Copy out each line featuring the string "content" from the entries beneath.

#### RECORDS TO USE

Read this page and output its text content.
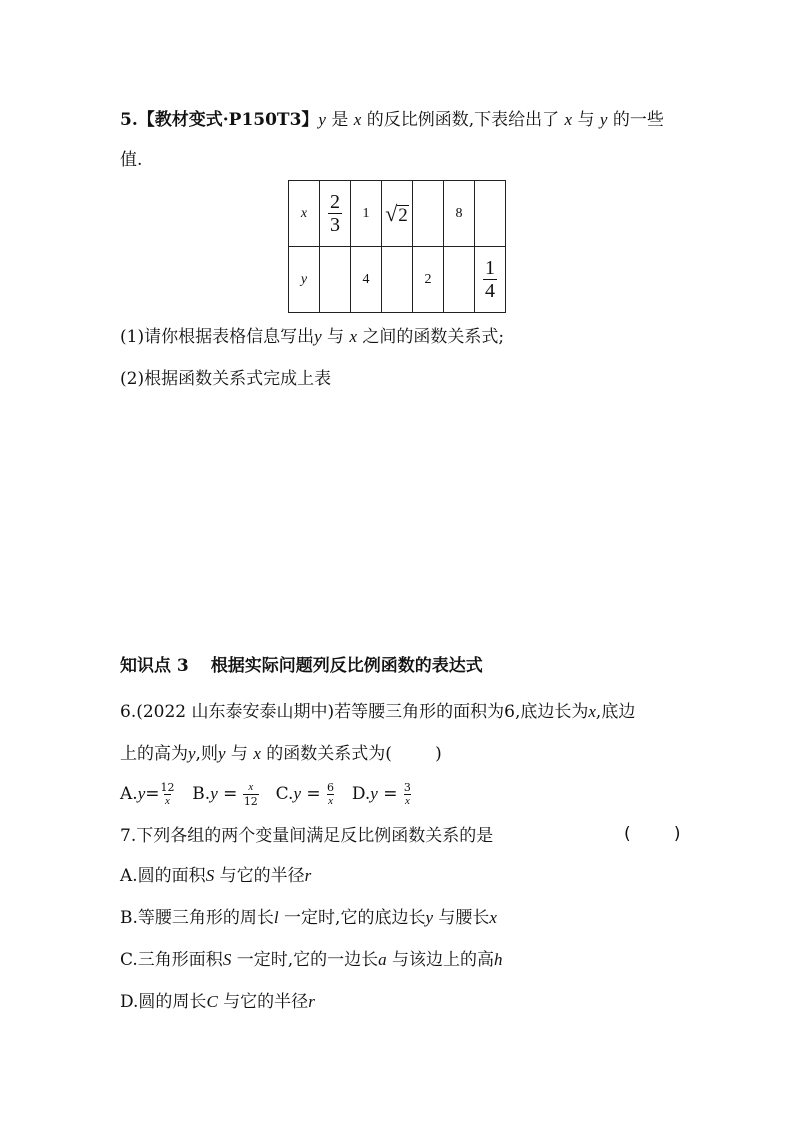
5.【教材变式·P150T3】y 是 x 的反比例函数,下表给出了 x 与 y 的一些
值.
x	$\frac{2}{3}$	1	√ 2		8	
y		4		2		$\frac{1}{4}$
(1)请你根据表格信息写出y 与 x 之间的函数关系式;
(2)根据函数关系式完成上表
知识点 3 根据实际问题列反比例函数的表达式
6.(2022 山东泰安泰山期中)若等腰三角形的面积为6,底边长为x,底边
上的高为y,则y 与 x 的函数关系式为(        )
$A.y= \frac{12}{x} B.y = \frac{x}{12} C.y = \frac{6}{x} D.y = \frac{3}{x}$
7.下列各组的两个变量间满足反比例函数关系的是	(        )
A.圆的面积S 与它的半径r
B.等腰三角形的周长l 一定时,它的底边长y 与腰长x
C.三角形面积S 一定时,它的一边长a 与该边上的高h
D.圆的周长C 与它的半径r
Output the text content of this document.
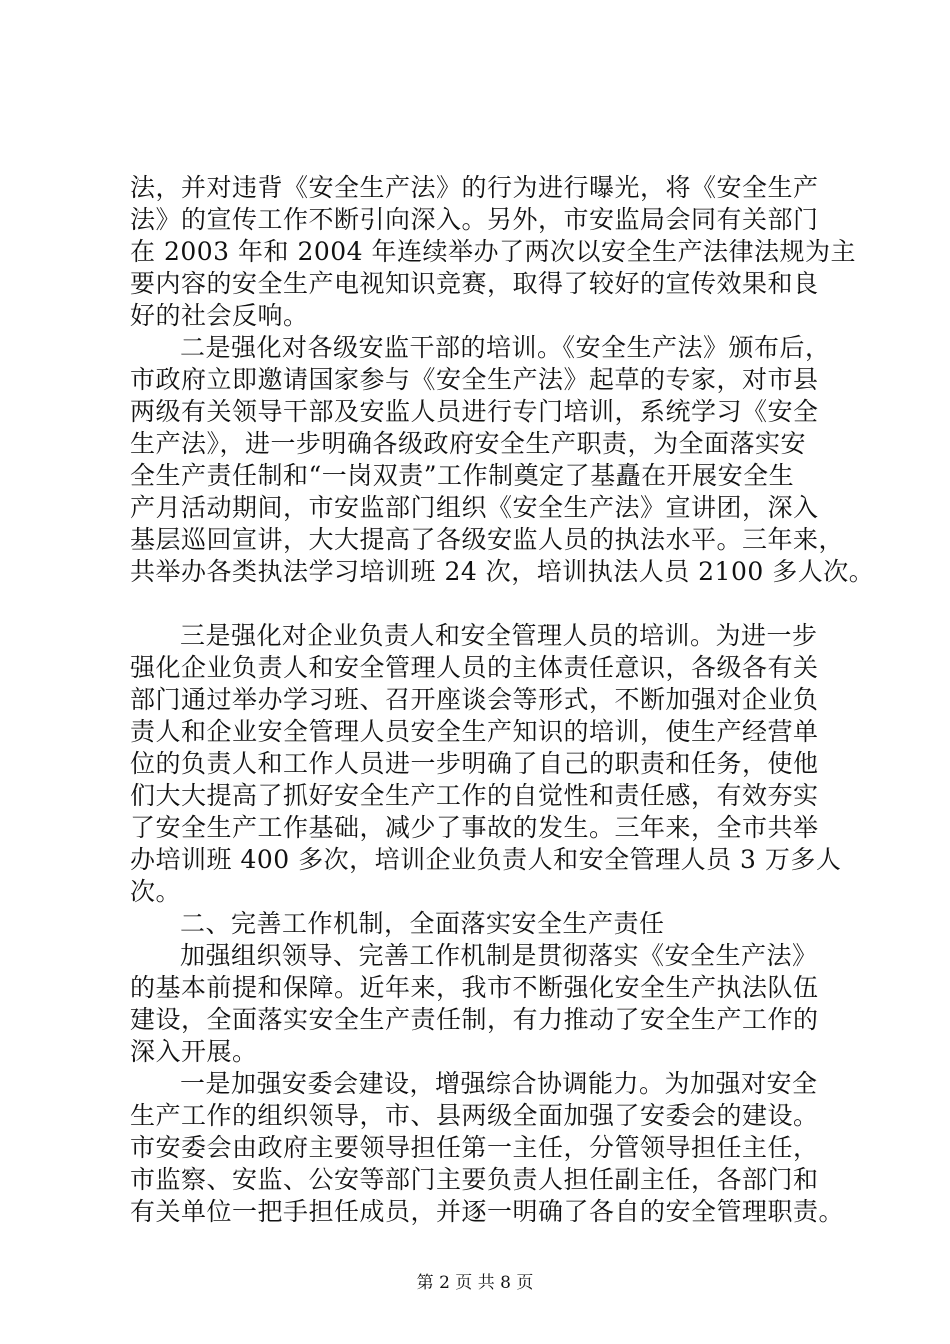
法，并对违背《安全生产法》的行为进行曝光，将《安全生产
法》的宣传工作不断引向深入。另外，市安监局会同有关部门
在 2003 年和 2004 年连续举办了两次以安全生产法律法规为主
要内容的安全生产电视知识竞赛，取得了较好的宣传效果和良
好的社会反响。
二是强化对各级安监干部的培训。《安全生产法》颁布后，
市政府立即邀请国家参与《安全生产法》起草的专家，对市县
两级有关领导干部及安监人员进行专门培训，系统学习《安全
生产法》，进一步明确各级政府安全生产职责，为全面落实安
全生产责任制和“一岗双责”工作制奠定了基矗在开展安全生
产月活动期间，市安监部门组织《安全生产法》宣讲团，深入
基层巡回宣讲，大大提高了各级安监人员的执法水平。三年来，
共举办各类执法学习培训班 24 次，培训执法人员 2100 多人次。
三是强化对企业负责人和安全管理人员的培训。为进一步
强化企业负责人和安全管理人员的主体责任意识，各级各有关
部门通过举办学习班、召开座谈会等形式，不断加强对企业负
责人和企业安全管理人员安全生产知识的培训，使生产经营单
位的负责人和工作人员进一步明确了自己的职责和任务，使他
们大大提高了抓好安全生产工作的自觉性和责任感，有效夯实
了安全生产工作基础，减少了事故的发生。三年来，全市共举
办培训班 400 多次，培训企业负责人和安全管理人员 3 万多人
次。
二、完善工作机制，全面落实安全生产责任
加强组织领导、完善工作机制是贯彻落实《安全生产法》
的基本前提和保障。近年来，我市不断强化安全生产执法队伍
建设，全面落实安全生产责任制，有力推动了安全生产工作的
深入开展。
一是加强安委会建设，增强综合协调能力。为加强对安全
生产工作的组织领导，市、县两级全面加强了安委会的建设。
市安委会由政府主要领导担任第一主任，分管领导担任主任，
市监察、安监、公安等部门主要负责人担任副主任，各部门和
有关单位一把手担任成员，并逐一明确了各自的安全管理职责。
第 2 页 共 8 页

########
#### RECORDS TO USE

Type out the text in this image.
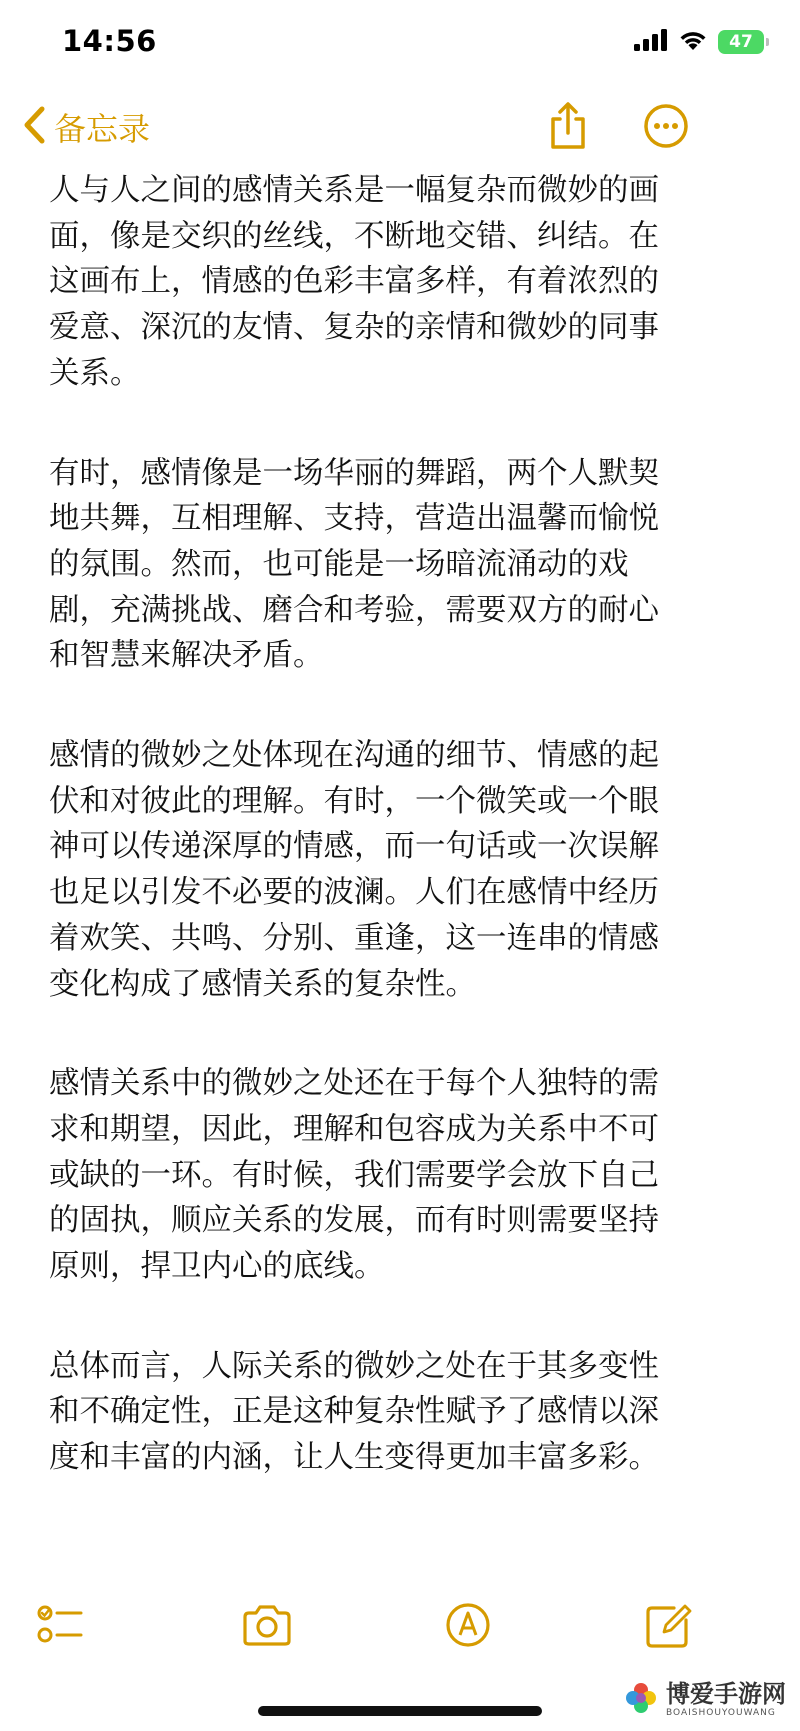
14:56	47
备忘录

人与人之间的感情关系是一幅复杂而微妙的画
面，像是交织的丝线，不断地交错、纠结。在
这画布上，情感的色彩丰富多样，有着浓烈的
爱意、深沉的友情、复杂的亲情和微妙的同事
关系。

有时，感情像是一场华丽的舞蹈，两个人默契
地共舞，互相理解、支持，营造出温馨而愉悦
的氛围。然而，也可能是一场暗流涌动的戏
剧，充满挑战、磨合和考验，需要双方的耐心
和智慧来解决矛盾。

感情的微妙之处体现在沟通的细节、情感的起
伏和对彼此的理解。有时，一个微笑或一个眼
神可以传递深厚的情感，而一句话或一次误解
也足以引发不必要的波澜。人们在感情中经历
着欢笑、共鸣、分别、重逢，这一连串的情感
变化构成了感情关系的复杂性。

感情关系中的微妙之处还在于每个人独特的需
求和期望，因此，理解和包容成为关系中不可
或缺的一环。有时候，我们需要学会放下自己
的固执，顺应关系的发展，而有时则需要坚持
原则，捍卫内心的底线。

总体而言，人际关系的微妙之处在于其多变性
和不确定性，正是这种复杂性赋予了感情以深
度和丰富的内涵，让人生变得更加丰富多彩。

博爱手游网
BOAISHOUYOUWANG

########

**OUTPUT FOR THIS TASK:**
Read this page and output its text content.
Output the text content of this document.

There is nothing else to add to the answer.